→ **The request**:
Where does the string "including" appear? Copy every line of the entries below that holds it.

→ **Records**:
╔══
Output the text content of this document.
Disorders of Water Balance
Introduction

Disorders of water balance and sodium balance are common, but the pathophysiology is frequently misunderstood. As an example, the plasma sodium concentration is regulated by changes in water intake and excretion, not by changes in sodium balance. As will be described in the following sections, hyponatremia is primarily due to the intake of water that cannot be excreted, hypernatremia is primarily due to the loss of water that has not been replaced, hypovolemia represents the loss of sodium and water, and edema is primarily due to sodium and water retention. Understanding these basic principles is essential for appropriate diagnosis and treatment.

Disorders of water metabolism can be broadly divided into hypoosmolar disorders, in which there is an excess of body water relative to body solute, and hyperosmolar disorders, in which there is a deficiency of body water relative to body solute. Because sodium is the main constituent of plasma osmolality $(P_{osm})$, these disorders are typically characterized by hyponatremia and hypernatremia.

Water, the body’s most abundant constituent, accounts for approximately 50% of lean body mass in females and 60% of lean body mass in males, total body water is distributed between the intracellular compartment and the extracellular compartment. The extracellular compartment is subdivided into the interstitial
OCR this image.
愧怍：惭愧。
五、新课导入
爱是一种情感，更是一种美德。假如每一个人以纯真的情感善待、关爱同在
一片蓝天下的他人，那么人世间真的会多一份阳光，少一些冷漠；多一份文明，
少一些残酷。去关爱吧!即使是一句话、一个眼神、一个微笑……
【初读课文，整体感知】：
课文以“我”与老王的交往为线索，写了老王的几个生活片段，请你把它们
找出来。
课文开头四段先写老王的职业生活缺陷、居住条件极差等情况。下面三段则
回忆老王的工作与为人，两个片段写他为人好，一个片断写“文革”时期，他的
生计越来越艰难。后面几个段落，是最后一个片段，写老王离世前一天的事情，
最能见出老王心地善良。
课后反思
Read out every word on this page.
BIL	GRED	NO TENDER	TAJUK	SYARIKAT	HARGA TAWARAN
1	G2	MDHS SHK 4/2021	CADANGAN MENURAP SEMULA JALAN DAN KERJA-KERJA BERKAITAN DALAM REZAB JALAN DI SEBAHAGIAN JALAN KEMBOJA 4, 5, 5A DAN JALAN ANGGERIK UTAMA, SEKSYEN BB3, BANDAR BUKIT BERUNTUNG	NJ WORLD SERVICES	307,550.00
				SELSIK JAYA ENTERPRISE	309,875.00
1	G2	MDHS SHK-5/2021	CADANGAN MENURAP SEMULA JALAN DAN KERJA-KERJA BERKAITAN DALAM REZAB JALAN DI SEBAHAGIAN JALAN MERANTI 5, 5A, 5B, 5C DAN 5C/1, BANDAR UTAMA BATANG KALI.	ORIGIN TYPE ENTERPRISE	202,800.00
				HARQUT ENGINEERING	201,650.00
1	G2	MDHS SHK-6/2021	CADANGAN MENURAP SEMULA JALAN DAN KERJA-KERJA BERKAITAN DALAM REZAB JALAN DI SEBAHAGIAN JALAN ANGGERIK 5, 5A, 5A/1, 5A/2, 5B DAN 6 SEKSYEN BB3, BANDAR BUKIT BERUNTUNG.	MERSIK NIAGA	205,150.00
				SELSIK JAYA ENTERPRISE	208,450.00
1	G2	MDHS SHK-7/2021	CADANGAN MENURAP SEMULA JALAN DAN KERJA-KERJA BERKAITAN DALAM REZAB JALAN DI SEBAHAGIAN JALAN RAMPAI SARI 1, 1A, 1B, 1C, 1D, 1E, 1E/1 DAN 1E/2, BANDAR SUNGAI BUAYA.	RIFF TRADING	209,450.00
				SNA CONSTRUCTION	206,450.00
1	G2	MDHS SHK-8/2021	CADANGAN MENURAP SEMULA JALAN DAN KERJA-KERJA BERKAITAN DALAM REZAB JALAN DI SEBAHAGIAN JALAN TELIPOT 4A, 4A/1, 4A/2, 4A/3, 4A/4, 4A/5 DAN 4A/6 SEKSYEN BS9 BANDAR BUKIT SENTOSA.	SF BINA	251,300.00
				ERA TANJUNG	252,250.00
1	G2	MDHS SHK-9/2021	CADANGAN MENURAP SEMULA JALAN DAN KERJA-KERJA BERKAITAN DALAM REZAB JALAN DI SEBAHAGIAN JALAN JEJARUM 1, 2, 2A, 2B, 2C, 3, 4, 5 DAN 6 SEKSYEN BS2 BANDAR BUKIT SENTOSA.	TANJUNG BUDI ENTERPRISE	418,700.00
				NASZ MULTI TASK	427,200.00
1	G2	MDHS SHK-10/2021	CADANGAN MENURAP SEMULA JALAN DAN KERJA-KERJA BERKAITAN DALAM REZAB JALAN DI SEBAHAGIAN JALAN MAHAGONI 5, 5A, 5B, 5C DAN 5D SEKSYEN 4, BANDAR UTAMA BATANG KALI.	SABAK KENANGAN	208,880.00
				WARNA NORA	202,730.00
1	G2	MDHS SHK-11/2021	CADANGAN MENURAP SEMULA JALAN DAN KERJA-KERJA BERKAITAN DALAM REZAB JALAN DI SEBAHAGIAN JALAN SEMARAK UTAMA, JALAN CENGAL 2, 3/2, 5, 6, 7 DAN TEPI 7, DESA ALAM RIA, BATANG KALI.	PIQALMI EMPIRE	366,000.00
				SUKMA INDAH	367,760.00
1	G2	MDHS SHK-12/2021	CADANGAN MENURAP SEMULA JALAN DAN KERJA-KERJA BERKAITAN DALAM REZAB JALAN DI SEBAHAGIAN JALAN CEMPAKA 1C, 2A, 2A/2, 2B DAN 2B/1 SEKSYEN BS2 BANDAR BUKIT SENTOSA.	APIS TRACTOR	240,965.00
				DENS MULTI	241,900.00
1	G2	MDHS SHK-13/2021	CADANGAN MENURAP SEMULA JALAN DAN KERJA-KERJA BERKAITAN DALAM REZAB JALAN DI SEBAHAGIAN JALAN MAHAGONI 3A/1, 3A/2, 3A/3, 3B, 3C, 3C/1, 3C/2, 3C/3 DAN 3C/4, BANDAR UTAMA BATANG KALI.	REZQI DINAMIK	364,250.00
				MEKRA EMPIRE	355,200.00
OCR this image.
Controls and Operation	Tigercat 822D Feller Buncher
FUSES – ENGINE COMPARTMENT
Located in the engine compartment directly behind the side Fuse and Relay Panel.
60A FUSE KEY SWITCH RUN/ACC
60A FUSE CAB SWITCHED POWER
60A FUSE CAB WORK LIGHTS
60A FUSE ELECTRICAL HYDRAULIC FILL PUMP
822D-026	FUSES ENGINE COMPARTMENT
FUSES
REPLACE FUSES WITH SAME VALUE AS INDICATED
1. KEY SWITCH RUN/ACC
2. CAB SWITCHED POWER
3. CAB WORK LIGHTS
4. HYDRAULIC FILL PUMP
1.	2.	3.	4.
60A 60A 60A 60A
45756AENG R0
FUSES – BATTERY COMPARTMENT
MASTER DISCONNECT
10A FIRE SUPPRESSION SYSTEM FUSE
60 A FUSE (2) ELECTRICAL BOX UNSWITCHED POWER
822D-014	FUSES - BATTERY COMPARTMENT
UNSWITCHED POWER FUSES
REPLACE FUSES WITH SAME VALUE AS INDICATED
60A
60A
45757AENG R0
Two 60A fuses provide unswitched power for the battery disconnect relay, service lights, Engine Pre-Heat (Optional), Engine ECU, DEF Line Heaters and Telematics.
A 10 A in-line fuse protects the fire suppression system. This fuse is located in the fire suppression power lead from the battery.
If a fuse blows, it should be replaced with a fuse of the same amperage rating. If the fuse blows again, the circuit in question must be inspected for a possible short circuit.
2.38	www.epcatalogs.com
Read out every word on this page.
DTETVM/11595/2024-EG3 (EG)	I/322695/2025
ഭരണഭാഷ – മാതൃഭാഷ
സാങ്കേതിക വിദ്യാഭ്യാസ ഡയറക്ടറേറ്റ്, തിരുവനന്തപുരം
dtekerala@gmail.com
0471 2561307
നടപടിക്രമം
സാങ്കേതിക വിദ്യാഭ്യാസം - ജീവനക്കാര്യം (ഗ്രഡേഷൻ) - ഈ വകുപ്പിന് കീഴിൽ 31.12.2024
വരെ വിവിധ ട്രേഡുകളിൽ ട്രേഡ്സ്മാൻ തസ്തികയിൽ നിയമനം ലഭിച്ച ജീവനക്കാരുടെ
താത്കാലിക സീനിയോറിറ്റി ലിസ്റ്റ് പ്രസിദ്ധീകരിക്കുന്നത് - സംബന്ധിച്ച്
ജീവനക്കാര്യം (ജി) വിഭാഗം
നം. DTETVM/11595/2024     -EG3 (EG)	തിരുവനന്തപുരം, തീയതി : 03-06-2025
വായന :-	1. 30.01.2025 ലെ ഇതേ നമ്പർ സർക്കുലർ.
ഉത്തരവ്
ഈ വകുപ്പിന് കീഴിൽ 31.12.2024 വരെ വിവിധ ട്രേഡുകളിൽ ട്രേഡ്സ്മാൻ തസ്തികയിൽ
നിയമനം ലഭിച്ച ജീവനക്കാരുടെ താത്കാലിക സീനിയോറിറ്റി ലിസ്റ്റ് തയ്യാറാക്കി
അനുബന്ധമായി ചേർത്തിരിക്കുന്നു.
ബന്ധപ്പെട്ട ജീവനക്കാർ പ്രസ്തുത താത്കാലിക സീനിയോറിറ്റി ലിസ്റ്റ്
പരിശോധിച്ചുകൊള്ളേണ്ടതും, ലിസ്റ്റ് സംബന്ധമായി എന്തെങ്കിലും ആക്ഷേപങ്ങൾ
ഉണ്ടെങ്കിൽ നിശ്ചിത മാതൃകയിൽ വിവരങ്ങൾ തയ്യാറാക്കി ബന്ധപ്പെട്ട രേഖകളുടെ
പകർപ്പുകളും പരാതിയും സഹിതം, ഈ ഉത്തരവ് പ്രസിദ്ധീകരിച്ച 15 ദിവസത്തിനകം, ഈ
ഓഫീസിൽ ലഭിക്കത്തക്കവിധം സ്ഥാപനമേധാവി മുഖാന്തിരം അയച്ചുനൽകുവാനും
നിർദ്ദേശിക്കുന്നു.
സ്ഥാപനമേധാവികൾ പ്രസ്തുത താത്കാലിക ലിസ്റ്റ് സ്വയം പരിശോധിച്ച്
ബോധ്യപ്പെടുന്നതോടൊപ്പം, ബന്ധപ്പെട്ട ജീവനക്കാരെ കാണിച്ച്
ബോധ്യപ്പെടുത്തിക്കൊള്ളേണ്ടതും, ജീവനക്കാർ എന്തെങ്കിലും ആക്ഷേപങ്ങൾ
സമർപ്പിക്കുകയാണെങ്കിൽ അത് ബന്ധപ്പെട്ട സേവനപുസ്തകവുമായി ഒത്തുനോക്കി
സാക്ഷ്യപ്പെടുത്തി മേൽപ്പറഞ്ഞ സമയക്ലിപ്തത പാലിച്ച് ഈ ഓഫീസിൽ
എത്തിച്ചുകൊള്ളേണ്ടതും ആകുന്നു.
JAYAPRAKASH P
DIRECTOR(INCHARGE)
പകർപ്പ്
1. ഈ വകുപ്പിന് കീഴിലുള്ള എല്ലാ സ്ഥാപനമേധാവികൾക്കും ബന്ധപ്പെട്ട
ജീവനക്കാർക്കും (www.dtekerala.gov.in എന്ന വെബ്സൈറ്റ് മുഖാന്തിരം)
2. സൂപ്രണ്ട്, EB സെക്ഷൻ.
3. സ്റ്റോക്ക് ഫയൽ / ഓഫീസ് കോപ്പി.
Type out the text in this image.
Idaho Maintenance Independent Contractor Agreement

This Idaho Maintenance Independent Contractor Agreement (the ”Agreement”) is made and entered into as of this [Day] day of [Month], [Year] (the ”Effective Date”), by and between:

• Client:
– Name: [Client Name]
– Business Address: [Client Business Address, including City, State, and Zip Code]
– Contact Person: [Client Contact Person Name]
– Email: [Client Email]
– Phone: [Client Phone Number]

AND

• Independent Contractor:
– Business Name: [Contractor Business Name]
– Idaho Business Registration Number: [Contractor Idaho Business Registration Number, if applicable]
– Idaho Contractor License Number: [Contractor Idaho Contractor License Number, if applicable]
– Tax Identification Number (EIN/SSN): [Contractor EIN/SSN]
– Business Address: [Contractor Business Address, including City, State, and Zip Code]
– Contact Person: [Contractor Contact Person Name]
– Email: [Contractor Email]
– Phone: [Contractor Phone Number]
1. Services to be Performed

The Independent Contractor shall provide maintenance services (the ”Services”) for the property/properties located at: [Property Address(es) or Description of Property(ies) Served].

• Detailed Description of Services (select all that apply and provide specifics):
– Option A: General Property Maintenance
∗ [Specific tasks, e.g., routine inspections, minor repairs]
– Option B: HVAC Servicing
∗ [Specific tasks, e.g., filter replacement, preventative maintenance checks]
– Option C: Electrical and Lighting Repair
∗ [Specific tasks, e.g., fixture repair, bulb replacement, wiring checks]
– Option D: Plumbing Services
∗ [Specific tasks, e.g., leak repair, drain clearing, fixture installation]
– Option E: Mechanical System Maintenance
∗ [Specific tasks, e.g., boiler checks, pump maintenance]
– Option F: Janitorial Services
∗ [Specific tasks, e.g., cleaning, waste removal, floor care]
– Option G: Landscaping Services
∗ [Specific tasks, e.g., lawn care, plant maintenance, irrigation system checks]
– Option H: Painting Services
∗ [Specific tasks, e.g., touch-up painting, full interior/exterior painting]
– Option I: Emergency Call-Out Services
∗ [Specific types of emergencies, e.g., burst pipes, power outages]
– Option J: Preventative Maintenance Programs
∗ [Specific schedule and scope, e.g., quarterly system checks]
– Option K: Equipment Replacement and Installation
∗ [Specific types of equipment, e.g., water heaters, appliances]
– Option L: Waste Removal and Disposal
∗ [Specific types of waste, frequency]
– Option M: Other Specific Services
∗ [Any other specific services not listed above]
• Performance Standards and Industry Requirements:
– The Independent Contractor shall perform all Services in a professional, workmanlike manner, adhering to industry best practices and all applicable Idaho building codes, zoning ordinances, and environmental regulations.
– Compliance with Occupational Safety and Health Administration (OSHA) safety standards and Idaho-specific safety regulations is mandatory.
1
╚══
→ **Answer to the task**:
– Business Address: [Client Business Address, including City, State, and Zip Code]
– Business Address: [Contractor Business Address, including City, State, and Zip Code]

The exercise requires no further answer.